Problem description: Repeat every record below exactly, leaving out the pictures.

Data:
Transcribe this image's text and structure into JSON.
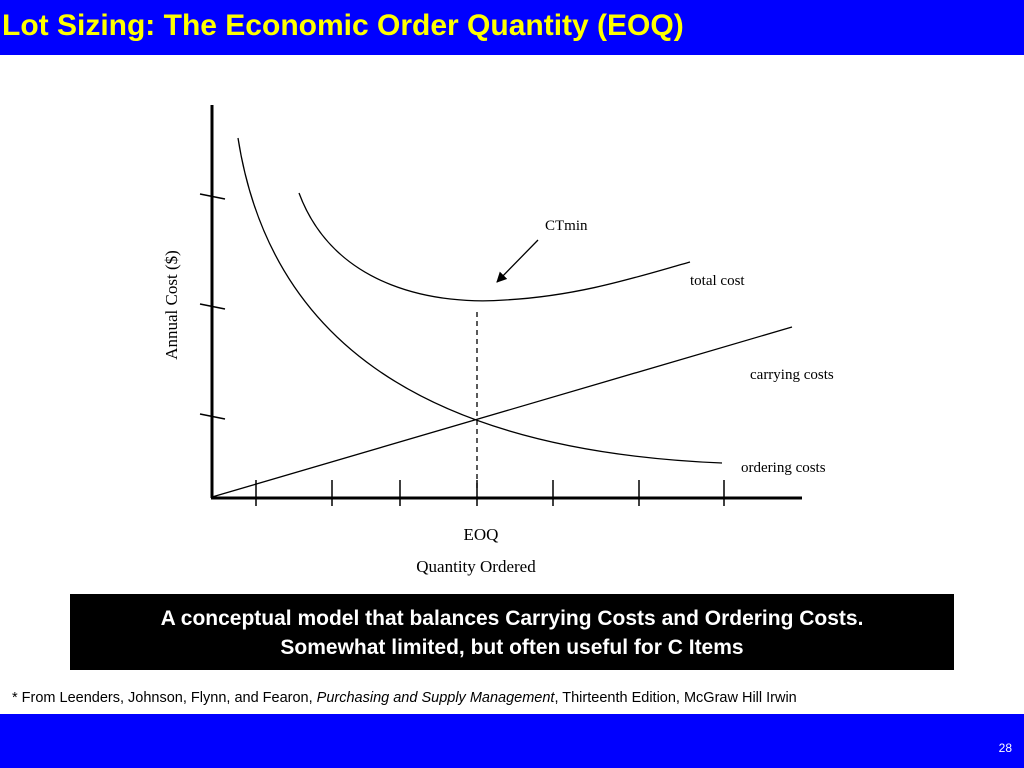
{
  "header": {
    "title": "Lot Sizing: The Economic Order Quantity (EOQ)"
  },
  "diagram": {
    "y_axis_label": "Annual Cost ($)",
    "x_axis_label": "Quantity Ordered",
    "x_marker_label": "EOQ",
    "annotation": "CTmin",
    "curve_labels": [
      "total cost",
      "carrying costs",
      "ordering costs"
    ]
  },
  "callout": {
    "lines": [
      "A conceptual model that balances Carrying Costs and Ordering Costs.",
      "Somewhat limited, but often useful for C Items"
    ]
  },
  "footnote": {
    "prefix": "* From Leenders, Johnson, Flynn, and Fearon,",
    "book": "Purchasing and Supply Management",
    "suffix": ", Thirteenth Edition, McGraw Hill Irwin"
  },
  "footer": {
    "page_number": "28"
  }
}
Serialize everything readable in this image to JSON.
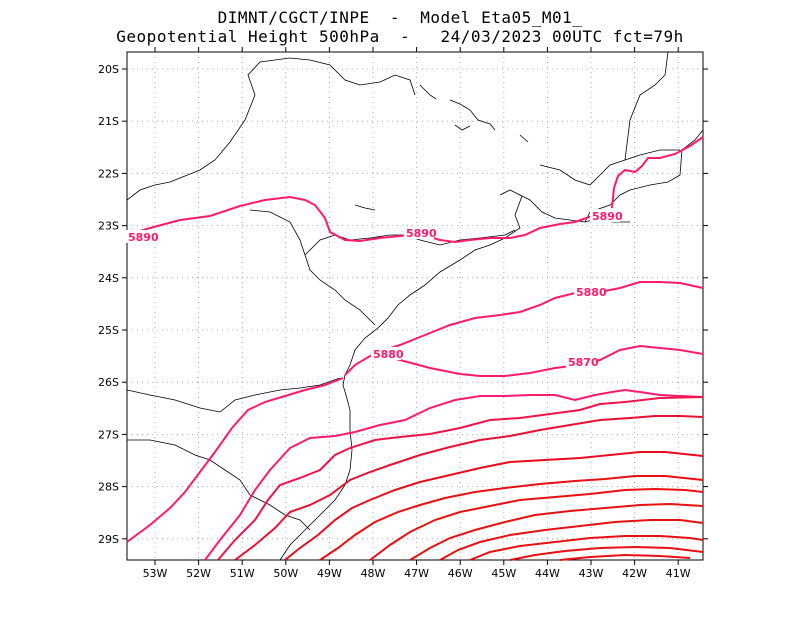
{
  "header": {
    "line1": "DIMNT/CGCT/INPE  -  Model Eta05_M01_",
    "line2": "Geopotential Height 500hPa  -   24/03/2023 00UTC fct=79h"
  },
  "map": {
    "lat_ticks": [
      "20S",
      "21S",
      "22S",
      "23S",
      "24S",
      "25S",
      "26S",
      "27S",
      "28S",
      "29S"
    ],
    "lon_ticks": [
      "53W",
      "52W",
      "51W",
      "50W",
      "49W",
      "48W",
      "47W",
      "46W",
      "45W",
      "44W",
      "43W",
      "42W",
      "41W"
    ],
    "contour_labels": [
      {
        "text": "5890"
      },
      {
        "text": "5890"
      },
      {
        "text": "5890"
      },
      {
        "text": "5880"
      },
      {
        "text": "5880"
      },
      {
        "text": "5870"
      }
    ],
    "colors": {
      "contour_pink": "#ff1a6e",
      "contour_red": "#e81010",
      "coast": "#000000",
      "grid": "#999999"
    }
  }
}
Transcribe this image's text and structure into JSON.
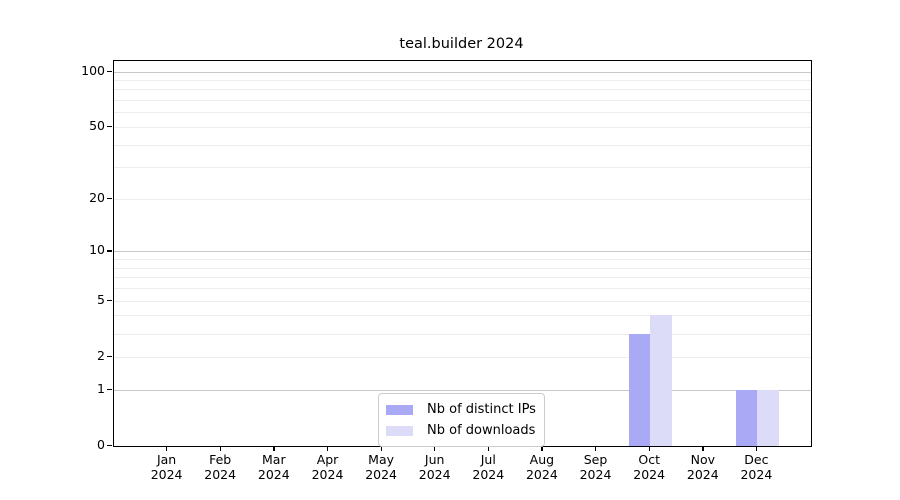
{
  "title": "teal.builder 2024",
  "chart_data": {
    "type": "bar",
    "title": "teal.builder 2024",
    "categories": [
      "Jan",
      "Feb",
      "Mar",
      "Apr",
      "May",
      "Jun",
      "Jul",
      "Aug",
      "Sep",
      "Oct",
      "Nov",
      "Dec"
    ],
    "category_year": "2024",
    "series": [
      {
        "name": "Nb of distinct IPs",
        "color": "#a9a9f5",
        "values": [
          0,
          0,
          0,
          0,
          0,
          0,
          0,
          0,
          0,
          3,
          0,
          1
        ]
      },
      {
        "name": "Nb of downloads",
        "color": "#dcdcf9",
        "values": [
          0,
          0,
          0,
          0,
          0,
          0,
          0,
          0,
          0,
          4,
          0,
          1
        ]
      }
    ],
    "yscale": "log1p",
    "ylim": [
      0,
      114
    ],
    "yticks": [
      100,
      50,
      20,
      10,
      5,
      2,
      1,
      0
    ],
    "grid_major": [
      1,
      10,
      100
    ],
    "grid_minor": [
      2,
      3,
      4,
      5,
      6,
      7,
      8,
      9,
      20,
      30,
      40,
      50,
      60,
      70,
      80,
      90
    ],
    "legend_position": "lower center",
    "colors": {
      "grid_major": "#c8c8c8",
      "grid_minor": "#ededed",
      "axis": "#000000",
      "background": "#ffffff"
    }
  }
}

Exercise output:
Transcribe this image's text and structure into JSON.
{
  "header": {
    "title": "Lot Sizing: The Economic Order Quantity (EOQ)"
  },
  "diagram": {
    "y_axis_label": "Annual Cost ($)",
    "x_axis_label": "Quantity Ordered",
    "x_marker_label": "EOQ",
    "annotation": "CTmin",
    "curve_labels": [
      "total cost",
      "carrying costs",
      "ordering costs"
    ]
  },
  "callout": {
    "lines": [
      "A conceptual model that balances Carrying Costs and Ordering Costs.",
      "Somewhat limited, but often useful for C Items"
    ]
  },
  "footnote": {
    "prefix": "* From Leenders, Johnson, Flynn, and Fearon,",
    "book": "Purchasing and Supply Management",
    "suffix": ", Thirteenth Edition, McGraw Hill Irwin"
  },
  "footer": {
    "page_number": "28"
  }
}
Serialize everything readable in this image to JSON.
{
  "header": {
    "line1": "DIMNT/CGCT/INPE  -  Model Eta05_M01_",
    "line2": "Geopotential Height 500hPa  -   24/03/2023 00UTC fct=79h"
  },
  "map": {
    "lat_ticks": [
      "20S",
      "21S",
      "22S",
      "23S",
      "24S",
      "25S",
      "26S",
      "27S",
      "28S",
      "29S"
    ],
    "lon_ticks": [
      "53W",
      "52W",
      "51W",
      "50W",
      "49W",
      "48W",
      "47W",
      "46W",
      "45W",
      "44W",
      "43W",
      "42W",
      "41W"
    ],
    "contour_labels": [
      {
        "text": "5890"
      },
      {
        "text": "5890"
      },
      {
        "text": "5890"
      },
      {
        "text": "5880"
      },
      {
        "text": "5880"
      },
      {
        "text": "5870"
      }
    ],
    "colors": {
      "contour_pink": "#ff1a6e",
      "contour_red": "#e81010",
      "coast": "#000000",
      "grid": "#999999"
    }
  }
}
Transcribe this image's text and structure into JSON.
{
  "title": "teal.builder 2024",
  "chart_data": {
    "type": "bar",
    "title": "teal.builder 2024",
    "categories": [
      "Jan",
      "Feb",
      "Mar",
      "Apr",
      "May",
      "Jun",
      "Jul",
      "Aug",
      "Sep",
      "Oct",
      "Nov",
      "Dec"
    ],
    "category_year": "2024",
    "series": [
      {
        "name": "Nb of distinct IPs",
        "color": "#a9a9f5",
        "values": [
          0,
          0,
          0,
          0,
          0,
          0,
          0,
          0,
          0,
          3,
          0,
          1
        ]
      },
      {
        "name": "Nb of downloads",
        "color": "#dcdcf9",
        "values": [
          0,
          0,
          0,
          0,
          0,
          0,
          0,
          0,
          0,
          4,
          0,
          1
        ]
      }
    ],
    "yscale": "log1p",
    "ylim": [
      0,
      114
    ],
    "yticks": [
      100,
      50,
      20,
      10,
      5,
      2,
      1,
      0
    ],
    "grid_major": [
      1,
      10,
      100
    ],
    "grid_minor": [
      2,
      3,
      4,
      5,
      6,
      7,
      8,
      9,
      20,
      30,
      40,
      50,
      60,
      70,
      80,
      90
    ],
    "legend_position": "lower center",
    "colors": {
      "grid_major": "#c8c8c8",
      "grid_minor": "#ededed",
      "axis": "#000000",
      "background": "#ffffff"
    }
  }
}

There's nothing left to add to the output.